Identify each line holding the string "JSON" and copy it.

● ● ●

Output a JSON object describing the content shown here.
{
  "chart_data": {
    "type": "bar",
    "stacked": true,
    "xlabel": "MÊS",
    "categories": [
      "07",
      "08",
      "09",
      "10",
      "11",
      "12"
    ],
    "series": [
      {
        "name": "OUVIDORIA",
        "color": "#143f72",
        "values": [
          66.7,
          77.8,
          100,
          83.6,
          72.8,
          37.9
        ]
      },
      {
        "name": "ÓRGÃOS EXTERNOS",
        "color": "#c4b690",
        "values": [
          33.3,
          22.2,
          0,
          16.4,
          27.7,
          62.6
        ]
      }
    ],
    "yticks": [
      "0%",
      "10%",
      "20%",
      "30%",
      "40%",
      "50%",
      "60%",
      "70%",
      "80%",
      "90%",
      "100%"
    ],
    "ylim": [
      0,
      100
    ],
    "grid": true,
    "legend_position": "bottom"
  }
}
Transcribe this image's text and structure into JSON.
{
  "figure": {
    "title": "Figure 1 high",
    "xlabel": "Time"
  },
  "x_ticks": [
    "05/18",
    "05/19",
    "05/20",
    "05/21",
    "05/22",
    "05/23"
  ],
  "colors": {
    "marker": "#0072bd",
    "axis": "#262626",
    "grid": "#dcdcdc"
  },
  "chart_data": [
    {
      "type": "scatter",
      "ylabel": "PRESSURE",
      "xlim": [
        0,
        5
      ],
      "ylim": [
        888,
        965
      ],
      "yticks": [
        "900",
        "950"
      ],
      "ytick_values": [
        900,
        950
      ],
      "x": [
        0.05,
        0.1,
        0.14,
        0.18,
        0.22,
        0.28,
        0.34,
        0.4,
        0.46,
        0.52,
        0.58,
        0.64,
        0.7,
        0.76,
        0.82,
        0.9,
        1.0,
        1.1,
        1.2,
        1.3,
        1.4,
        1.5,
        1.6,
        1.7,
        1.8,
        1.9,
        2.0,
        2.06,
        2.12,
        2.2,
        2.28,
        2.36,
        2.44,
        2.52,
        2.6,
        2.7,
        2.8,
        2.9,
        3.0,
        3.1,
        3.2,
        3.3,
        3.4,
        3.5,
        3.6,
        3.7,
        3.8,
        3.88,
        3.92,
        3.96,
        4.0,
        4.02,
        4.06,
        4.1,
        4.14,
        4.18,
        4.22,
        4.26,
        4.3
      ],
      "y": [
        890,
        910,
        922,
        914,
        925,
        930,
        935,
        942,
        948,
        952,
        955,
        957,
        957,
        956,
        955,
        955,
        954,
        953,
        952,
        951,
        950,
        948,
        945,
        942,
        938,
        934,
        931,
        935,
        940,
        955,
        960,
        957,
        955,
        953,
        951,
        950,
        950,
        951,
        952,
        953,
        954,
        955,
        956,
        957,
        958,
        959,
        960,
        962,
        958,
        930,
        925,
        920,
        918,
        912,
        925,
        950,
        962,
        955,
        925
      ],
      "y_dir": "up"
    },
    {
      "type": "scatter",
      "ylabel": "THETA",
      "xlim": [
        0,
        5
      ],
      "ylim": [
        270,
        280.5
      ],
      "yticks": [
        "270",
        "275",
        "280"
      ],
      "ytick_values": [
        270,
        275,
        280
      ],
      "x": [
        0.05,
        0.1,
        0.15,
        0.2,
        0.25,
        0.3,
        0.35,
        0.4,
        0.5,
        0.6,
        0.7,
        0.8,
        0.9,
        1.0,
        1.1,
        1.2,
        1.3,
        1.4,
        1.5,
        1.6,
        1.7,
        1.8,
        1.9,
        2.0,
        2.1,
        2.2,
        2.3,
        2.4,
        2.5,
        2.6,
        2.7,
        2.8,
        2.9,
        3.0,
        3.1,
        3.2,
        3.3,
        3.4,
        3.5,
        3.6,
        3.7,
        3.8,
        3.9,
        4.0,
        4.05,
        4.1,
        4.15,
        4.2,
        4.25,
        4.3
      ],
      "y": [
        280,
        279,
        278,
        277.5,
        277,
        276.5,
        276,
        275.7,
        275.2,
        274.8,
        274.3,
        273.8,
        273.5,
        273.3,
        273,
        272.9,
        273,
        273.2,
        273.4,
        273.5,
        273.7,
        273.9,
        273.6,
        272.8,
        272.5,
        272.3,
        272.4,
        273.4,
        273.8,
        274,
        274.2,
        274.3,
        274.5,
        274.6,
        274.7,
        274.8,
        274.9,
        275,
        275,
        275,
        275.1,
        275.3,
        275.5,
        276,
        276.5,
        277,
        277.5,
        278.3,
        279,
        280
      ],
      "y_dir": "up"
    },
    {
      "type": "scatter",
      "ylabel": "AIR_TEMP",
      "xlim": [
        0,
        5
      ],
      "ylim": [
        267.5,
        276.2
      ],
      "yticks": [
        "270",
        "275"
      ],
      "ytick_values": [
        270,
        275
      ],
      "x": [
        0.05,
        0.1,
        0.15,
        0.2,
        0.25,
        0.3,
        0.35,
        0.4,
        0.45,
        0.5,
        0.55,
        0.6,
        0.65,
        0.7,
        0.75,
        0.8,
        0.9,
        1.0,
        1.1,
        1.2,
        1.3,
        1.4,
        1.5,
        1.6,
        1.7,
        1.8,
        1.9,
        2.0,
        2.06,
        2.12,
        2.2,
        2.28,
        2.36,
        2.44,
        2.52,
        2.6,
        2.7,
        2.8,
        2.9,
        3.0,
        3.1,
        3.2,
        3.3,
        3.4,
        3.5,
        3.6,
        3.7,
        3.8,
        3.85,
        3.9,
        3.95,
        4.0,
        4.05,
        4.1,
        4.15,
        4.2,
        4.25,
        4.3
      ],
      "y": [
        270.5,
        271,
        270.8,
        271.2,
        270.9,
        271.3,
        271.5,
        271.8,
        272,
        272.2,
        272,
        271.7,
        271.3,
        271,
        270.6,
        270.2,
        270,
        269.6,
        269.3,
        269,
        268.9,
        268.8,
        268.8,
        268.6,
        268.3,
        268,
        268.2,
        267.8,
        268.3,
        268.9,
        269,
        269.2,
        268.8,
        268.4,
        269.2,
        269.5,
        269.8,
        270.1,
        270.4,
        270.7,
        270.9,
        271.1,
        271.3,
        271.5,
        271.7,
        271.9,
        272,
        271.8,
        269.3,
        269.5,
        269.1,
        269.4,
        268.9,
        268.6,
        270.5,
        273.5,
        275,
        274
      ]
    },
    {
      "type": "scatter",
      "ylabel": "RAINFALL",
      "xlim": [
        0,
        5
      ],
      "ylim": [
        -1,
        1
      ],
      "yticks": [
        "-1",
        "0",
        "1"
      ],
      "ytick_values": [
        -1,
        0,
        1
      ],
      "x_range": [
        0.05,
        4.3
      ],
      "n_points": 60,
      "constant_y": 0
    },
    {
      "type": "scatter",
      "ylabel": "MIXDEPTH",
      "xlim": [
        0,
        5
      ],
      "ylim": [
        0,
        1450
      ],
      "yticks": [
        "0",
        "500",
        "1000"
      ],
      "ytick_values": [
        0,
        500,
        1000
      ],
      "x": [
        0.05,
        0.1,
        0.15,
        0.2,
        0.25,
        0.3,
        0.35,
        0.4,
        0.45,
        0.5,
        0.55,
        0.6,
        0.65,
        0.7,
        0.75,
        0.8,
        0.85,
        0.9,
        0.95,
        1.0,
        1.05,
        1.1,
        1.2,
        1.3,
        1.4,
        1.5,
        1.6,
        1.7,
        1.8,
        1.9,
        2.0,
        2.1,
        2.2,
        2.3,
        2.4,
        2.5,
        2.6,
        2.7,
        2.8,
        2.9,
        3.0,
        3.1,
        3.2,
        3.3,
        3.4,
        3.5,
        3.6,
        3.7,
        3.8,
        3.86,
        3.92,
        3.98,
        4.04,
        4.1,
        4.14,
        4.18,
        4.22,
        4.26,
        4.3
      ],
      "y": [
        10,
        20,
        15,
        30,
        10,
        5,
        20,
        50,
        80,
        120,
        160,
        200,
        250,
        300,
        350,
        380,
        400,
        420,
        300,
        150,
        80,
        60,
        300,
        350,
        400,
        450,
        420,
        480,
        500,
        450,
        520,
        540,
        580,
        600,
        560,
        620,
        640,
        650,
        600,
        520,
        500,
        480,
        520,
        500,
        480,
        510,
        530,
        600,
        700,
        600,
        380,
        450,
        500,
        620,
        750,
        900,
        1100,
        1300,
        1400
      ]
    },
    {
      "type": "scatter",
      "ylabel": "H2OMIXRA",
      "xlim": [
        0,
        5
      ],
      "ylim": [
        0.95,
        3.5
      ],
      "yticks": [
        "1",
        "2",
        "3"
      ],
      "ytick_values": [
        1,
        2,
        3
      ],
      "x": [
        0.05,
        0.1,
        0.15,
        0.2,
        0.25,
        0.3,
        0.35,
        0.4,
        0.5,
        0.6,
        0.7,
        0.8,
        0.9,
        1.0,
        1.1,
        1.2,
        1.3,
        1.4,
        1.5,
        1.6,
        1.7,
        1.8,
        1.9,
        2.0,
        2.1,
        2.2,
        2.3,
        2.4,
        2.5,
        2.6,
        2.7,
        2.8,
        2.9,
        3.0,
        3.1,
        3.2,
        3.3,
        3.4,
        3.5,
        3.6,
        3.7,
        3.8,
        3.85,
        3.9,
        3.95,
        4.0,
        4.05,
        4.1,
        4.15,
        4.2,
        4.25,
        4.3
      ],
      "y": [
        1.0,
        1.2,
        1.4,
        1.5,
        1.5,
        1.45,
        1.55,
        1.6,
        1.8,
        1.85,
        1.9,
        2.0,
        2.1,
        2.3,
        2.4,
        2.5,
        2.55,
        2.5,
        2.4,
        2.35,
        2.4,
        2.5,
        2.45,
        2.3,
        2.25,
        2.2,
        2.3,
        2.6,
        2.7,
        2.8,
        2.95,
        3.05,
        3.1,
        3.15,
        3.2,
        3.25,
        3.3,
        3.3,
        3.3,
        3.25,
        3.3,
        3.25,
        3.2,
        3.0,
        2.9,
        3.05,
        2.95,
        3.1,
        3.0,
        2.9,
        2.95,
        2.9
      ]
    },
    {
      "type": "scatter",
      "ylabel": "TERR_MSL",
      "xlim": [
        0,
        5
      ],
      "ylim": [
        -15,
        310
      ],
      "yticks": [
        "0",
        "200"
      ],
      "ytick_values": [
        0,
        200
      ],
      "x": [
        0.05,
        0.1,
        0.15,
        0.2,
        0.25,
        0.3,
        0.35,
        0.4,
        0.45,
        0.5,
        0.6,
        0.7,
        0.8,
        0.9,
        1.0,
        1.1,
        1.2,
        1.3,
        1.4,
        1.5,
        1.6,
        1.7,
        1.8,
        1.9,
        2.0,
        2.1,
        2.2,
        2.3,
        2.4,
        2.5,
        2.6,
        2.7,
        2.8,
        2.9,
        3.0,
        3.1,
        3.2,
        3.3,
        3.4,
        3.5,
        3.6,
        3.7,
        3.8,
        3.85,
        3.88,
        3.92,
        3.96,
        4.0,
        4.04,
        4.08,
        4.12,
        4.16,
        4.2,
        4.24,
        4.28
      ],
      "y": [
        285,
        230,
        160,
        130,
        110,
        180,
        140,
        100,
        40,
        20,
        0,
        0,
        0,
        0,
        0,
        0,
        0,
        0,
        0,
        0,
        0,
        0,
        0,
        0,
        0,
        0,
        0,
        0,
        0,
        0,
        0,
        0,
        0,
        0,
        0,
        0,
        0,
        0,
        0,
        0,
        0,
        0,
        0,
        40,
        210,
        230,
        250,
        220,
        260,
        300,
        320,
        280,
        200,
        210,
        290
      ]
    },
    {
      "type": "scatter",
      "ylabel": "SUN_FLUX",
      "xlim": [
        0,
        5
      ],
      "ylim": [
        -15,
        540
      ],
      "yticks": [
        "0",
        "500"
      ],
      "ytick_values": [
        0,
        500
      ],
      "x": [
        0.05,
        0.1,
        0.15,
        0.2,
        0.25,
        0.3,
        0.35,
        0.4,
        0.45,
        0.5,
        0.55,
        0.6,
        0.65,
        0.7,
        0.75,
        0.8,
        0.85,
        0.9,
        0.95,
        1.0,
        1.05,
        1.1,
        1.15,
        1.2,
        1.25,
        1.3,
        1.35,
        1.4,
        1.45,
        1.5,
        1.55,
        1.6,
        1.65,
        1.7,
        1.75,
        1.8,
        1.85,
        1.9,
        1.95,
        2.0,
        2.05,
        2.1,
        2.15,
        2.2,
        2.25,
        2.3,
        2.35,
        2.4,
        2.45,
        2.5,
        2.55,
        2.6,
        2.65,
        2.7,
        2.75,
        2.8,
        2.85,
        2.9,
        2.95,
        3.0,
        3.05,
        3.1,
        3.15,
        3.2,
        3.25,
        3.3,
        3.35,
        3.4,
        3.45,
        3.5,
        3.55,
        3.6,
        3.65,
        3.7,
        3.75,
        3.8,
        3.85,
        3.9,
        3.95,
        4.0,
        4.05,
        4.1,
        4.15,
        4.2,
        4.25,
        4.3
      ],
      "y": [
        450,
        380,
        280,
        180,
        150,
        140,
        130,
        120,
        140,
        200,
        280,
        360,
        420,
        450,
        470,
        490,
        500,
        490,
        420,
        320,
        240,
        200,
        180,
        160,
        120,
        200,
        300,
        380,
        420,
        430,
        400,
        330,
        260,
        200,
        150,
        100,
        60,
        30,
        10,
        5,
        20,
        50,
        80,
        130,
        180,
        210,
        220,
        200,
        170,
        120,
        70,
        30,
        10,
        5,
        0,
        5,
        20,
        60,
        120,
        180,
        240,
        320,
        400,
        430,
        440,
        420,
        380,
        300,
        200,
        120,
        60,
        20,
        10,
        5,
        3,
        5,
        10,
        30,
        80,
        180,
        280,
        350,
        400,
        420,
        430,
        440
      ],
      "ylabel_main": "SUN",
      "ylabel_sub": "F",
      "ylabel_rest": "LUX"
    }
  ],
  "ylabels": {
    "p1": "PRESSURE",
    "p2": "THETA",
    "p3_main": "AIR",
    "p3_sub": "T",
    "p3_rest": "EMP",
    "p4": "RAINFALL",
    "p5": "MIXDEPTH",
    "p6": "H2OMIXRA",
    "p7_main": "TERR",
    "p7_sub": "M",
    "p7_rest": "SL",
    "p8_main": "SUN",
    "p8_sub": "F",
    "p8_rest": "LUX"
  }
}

● ● ●

→ **TASK ANSWER**:
Output a JSON object describing the content shown here.
Transcribe this image's text and structure into JSON.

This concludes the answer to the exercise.